Your task is to output the data exactly as it stands.

═══ Material provided ═══

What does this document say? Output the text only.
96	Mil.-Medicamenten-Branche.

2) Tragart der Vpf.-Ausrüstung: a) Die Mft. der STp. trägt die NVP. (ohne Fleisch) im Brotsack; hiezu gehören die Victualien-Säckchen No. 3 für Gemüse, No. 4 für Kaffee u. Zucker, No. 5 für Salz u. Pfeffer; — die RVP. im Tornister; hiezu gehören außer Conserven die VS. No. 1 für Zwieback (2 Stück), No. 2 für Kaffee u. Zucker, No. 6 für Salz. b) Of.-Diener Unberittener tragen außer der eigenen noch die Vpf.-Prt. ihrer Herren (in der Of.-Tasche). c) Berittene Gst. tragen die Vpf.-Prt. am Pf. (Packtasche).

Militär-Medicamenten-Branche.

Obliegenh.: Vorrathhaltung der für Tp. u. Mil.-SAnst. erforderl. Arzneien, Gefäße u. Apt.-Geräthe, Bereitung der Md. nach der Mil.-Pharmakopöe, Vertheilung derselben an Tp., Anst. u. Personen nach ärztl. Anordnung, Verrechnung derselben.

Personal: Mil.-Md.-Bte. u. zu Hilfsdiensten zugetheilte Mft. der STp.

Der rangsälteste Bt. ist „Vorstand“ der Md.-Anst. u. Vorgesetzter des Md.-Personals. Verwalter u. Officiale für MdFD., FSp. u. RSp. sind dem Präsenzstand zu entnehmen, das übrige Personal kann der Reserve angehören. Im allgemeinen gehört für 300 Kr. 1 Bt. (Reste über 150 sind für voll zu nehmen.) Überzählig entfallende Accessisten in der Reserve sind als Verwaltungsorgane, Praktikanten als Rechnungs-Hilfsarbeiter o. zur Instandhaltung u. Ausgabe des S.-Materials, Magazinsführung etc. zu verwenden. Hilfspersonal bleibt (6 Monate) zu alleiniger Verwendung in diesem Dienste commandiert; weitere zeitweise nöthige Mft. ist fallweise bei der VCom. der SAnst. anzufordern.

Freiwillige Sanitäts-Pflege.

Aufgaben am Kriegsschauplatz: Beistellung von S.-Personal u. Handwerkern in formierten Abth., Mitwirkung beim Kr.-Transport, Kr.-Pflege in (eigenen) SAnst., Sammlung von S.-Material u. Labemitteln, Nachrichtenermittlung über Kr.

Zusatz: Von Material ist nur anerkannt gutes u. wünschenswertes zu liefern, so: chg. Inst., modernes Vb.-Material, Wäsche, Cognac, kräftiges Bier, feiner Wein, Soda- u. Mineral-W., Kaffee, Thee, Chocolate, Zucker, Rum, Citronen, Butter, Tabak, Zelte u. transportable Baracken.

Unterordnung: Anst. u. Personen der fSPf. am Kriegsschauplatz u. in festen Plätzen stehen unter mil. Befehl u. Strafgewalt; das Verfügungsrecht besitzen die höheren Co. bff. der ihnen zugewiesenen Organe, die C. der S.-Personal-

═══

> _Answer for this exercise_
What does this document say? Output the text only.
96	Mil.-Medicamenten-Branche.

2) Tragart der Vpf.-Ausrüstung: a) Die Mft. der STp. trägt die NVP. (ohne Fleisch) im Brotsack; hiezu gehören die Victualien-Säckchen No. 3 für Gemüse, No. 4 für Kaffee u. Zucker, No. 5 für Salz u. Pfeffer; — die RVP. im Tornister; hiezu gehören außer Conserven die VS. No. 1 für Zwieback (2 Stück), No. 2 für Kaffee u. Zucker, No. 6 für Salz. b) Of.-Diener Unberittener tragen außer der eigenen noch die Vpf.-Prt. ihrer Herren (in der Of.-Tasche). c) Berittene Gst. tragen die Vpf.-Prt. am Pf. (Packtasche).

Militär-Medicamenten-Branche.

Obliegenh.: Vorrathhaltung der für Tp. u. Mil.-SAnst. erforderl. Arzneien, Gefäße u. Apt.-Geräthe, Bereitung der Md. nach der Mil.-Pharmakopöe, Vertheilung derselben an Tp., Anst. u. Personen nach ärztl. Anordnung, Verrechnung derselben.

Personal: Mil.-Md.-Bte. u. zu Hilfsdiensten zugetheilte Mft. der STp.

Der rangsälteste Bt. ist „Vorstand“ der Md.-Anst. u. Vorgesetzter des Md.-Personals. Verwalter u. Officiale für MdFD., FSp. u. RSp. sind dem Präsenzstand zu entnehmen, das übrige Personal kann der Reserve angehören. Im allgemeinen gehört für 300 Kr. 1 Bt. (Reste über 150 sind für voll zu nehmen.) Überzählig entfallende Accessisten in der Reserve sind als Verwaltungsorgane, Praktikanten als Rechnungs-Hilfsarbeiter o. zur Instandhaltung u. Ausgabe des S.-Materials, Magazinsführung etc. zu verwenden. Hilfspersonal bleibt (6 Monate) zu alleiniger Verwendung in diesem Dienste commandiert; weitere zeitweise nöthige Mft. ist fallweise bei der VCom. der SAnst. anzufordern.

Freiwillige Sanitäts-Pflege.

Aufgaben am Kriegsschauplatz: Beistellung von S.-Personal u. Handwerkern in formierten Abth., Mitwirkung beim Kr.-Transport, Kr.-Pflege in (eigenen) SAnst., Sammlung von S.-Material u. Labemitteln, Nachrichtenermittlung über Kr.

Zusatz: Von Material ist nur anerkannt gutes u. wünschenswertes zu liefern, so: chg. Inst., modernes Vb.-Material, Wäsche, Cognac, kräftiges Bier, feiner Wein, Soda- u. Mineral-W., Kaffee, Thee, Chocolate, Zucker, Rum, Citronen, Butter, Tabak, Zelte u. transportable Baracken.

Unterordnung: Anst. u. Personen der fSPf. am Kriegsschauplatz u. in festen Plätzen stehen unter mil. Befehl u. Strafgewalt; das Verfügungsrecht besitzen die höheren Co. bff. der ihnen zugewiesenen Organe, die C. der S.-Personal-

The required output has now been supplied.